## Start INFORMATION PROVIDED
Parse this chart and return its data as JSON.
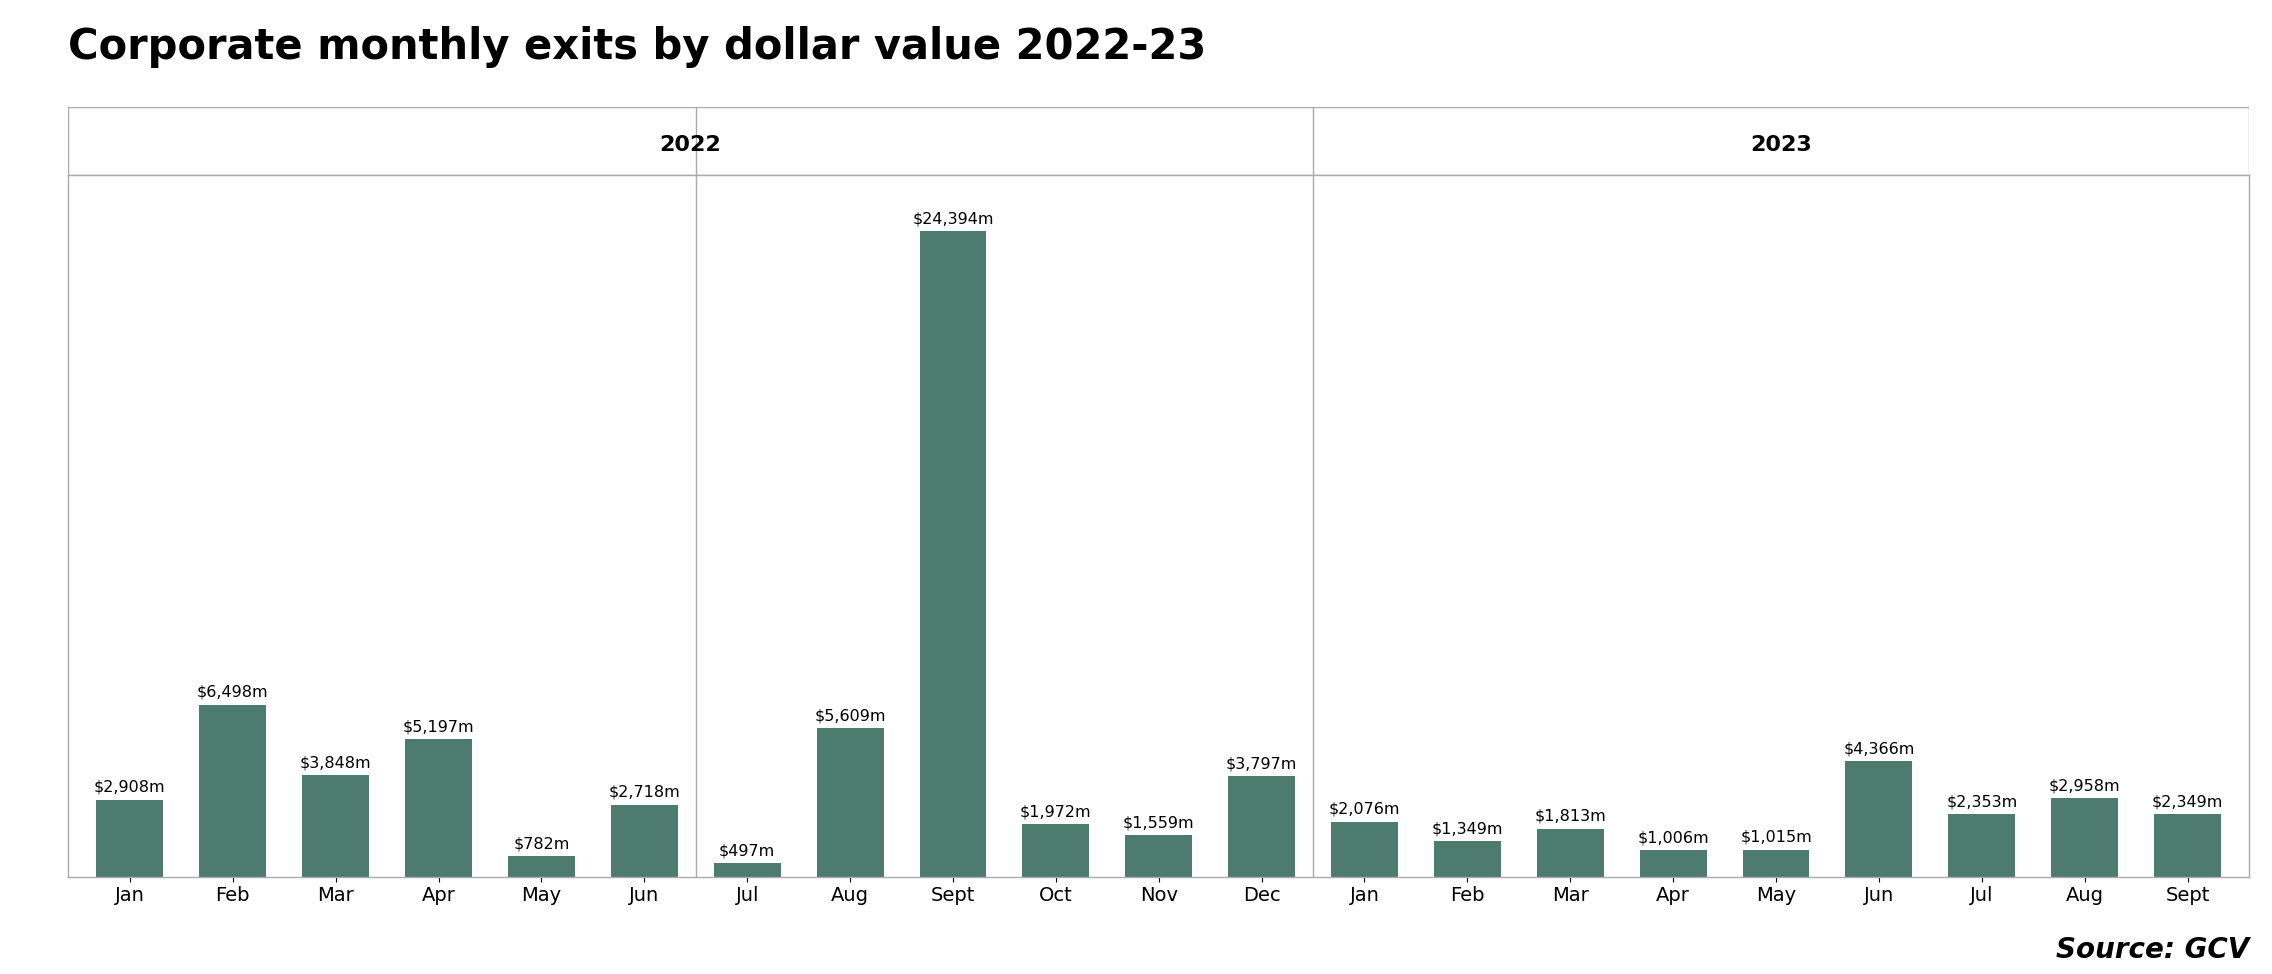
{
  "title": "Corporate monthly exits by dollar value 2022-23",
  "title_fontsize": 30,
  "bar_color": "#4d7c6f",
  "background_color": "#ffffff",
  "categories": [
    "Jan",
    "Feb",
    "Mar",
    "Apr",
    "May",
    "Jun",
    "Jul",
    "Aug",
    "Sept",
    "Oct",
    "Nov",
    "Dec",
    "Jan",
    "Feb",
    "Mar",
    "Apr",
    "May",
    "Jun",
    "Jul",
    "Aug",
    "Sept"
  ],
  "values": [
    2908,
    6498,
    3848,
    5197,
    782,
    2718,
    497,
    5609,
    24394,
    1972,
    1559,
    3797,
    2076,
    1349,
    1813,
    1006,
    1015,
    4366,
    2353,
    2958,
    2349
  ],
  "labels": [
    "$2,908m",
    "$6,498m",
    "$3,848m",
    "$5,197m",
    "$782m",
    "$2,718m",
    "$497m",
    "$5,609m",
    "$24,394m",
    "$1,972m",
    "$1,559m",
    "$3,797m",
    "$2,076m",
    "$1,349m",
    "$1,813m",
    "$1,006m",
    "$1,015m",
    "$4,366m",
    "$2,353m",
    "$2,958m",
    "$2,349m"
  ],
  "year_labels": [
    "2022",
    "2023"
  ],
  "year_label_fontsize": 16,
  "tick_fontsize": 14,
  "label_fontsize": 11.5,
  "source_text": "Source: GCV",
  "source_fontsize": 20,
  "ylim": [
    0,
    26500
  ],
  "border_color": "#aaaaaa",
  "separator_index": 11.5,
  "mid_separator_index": 5.5,
  "figsize": [
    22.72,
    9.74
  ],
  "dpi": 100
}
## End INFORMATION PROVIDED
◆ WHAT IS NEEDED: Write out the whole listing exactly, and drop the pictures.

◆ WRITTEN RESPONSE:
Parse this chart and return its data as JSON.
{
  "title": "Corporate monthly exits by dollar value 2022-23",
  "title_fontsize": 30,
  "bar_color": "#4d7c6f",
  "background_color": "#ffffff",
  "categories": [
    "Jan",
    "Feb",
    "Mar",
    "Apr",
    "May",
    "Jun",
    "Jul",
    "Aug",
    "Sept",
    "Oct",
    "Nov",
    "Dec",
    "Jan",
    "Feb",
    "Mar",
    "Apr",
    "May",
    "Jun",
    "Jul",
    "Aug",
    "Sept"
  ],
  "values": [
    2908,
    6498,
    3848,
    5197,
    782,
    2718,
    497,
    5609,
    24394,
    1972,
    1559,
    3797,
    2076,
    1349,
    1813,
    1006,
    1015,
    4366,
    2353,
    2958,
    2349
  ],
  "labels": [
    "$2,908m",
    "$6,498m",
    "$3,848m",
    "$5,197m",
    "$782m",
    "$2,718m",
    "$497m",
    "$5,609m",
    "$24,394m",
    "$1,972m",
    "$1,559m",
    "$3,797m",
    "$2,076m",
    "$1,349m",
    "$1,813m",
    "$1,006m",
    "$1,015m",
    "$4,366m",
    "$2,353m",
    "$2,958m",
    "$2,349m"
  ],
  "year_labels": [
    "2022",
    "2023"
  ],
  "year_label_fontsize": 16,
  "tick_fontsize": 14,
  "label_fontsize": 11.5,
  "source_text": "Source: GCV",
  "source_fontsize": 20,
  "ylim": [
    0,
    26500
  ],
  "border_color": "#aaaaaa",
  "separator_index": 11.5,
  "mid_separator_index": 5.5,
  "figsize": [
    22.72,
    9.74
  ],
  "dpi": 100
}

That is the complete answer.